Carry on the forum thread about Uber and taxi service below, writing the next part after its last sentence.

** begin Text block **

I was encouraged to apply for at position for Uber in Uruguay, but I'm really
not cut out for the work (it involves fighting the extremely strong cab
driver's union here, which isn't above kneecapping).

------
jmspring
Seems like the best use for uber. Honestly, in European capitals I've been in,
uber was better in the outskirts than hailing something in the interior. Seems
like a logical extension.

In some cities, like Tel Aviv, Get Taxi and Uber use a similar model (all
licensed cabs) but coverage and penetration matters.

------
pbreit
I think it's fairly obvious that the Uber/Lyft model is inherently more
effective at serving the outer regions.

I'd be more interested to understand if Manhattan congestion is a legitimate
concern.

------
1971genocide
I listen to NPR and it seems there is a lot of anxiety among people about
technology and automation and it seems all doom and gloom, it almost makes me
feel guilty.

But after I though about for a while I realized its all rubbish and technology
is being used as a scapegoat.

Technology has allowed constant deflation in the past 40 years for everything
from food to transportation due to enormous efficiency gains.

If it WAS NOT for technological innovation there would have been a revolution
by now, since cost of housing, education and healthcare has shot up ( as well
explained by Elizabeth warren's research ).

While wages have been dropping in real terms. Essentially technology has
allowed people to afford clothes, etc. Without it the average person wouldn't
be able to afford anything.

So the reality is things like the Uber revolution is not happening fast enough
! The average cost of taxi rides is ridiculous compared to what it was in the
past.

The real controversy is not Uber causing joblessness. If we want to innovate a
lot - there is always going to be constant destruction of old methods. Uber
will be replaced with driverless cars, who will be replaced by personalized
solar driverless cars, etc.

** end Text block **
** begin Data records **

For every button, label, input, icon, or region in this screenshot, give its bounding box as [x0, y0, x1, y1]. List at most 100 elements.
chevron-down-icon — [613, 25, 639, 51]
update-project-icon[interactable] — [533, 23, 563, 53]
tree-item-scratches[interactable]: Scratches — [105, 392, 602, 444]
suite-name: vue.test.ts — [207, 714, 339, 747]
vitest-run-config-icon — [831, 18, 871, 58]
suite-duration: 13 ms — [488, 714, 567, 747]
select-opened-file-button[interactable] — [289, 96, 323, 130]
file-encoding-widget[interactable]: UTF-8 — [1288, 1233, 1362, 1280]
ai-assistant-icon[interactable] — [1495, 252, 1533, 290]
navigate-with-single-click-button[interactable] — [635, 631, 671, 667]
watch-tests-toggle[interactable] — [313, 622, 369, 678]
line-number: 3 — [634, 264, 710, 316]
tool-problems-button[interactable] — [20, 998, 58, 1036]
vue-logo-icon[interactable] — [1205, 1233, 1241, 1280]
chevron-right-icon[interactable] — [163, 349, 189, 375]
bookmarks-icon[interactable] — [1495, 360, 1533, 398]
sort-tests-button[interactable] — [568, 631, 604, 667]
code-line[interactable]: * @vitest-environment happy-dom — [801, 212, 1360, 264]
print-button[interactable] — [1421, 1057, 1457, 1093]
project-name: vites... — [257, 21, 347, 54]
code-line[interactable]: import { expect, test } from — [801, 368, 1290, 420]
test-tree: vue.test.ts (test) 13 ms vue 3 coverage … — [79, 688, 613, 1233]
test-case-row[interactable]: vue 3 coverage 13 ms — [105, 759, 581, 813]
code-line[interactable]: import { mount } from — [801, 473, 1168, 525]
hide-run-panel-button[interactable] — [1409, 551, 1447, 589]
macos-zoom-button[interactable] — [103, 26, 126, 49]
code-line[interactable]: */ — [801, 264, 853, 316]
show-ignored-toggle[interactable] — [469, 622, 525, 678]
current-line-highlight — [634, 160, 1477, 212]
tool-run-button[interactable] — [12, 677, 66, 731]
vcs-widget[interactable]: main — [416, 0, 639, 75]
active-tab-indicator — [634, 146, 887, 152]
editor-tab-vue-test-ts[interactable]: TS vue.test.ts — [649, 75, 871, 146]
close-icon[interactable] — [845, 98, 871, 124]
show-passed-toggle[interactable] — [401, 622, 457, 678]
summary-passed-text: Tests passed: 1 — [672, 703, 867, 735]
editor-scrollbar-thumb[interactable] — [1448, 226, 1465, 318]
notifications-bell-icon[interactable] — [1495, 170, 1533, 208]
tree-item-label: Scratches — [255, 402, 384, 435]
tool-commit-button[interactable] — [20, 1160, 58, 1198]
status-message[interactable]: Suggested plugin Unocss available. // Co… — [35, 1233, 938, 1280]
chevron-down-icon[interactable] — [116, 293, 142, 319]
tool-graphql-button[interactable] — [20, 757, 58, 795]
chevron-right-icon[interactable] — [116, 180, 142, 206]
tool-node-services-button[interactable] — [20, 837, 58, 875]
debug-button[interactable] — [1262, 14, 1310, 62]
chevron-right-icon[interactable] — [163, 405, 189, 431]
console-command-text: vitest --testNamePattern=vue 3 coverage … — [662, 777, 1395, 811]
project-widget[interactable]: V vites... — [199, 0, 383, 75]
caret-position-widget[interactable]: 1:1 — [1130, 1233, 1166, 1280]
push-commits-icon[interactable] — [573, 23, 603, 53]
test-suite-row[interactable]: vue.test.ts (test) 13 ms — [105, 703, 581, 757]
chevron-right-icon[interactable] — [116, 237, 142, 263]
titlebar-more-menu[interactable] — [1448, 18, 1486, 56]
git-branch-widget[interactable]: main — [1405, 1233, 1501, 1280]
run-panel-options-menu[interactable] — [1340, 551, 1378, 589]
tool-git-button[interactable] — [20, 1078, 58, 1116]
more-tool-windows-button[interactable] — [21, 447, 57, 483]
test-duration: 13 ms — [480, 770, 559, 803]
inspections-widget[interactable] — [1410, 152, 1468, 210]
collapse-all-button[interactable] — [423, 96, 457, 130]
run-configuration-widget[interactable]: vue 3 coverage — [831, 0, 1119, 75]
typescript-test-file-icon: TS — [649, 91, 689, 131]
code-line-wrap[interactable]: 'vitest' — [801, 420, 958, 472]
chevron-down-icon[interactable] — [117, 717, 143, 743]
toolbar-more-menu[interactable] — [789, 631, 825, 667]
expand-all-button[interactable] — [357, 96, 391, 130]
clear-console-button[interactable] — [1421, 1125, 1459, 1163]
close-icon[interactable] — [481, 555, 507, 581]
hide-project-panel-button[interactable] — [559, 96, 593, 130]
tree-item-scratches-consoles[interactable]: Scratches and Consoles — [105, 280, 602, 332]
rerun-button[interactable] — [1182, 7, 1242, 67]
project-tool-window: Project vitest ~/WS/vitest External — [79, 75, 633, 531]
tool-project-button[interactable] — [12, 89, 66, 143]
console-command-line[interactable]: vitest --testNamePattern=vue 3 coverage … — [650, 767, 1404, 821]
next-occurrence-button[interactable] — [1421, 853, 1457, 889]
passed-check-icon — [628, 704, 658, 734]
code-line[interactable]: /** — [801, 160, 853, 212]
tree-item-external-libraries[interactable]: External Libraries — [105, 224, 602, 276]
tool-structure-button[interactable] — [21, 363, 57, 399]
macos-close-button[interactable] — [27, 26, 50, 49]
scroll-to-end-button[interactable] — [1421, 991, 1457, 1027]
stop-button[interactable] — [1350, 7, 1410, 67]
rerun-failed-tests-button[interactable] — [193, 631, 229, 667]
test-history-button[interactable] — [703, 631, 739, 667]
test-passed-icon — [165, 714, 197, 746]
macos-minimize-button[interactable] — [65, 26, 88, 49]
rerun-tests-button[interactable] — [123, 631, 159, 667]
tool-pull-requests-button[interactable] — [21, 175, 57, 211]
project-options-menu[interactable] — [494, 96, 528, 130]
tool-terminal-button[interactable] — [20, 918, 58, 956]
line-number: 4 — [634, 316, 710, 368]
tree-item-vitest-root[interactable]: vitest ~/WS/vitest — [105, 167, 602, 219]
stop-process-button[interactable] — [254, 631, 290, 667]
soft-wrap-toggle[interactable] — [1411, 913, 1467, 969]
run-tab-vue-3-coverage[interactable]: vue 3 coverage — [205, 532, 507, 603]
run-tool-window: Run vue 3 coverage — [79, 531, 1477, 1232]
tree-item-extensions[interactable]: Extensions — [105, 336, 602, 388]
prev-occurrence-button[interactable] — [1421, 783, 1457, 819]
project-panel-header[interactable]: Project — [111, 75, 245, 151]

** end Data records **

## The output:
Those jobless people should became part of the supply to bring those changes.

\----------------------------------------------------------

Dr. Raghuram Rajan [1] essentially helped me see capitalism and the free
market in this new more enlightened light.

Capitalism seems to be getting a lot of bad rep since 2008 - but its not the
fault of the free market. This medallion bullshit is what is holding the free
market behind and creating a welfare system for taxi drivers and billionaires.

In a real free market billionaires would quickly lose their wealth as new
competition would destroy their wealth.

Rather than protect workers - we should try to retrain them for the coming
knowledge economy.

[1] Dr. Raghuram Rajan predicted the financial crisis in 2005 while working
for the IMF. He has a great book called "Saving Capitalism from the
Capitalist".

His argument for reform is really controversial - essentially he states the US
economy is overinflated, the military industrial complex, housing, financial
services. While the real economy hasn't been able to grow, compared to
germany, etc.

He doesn't believe the Keynesian argument about a loss of aggregate demand -
there is always demand for things - housing, better healthcare. Its just that
the supply side is completely distorted - and this taxi cartel is one example.

The US spent trillions on QE to prop up the housing bubble even more - while
it could have used that money to retrain the workforce to do more productive
things - more doctors, more engineers to create robots.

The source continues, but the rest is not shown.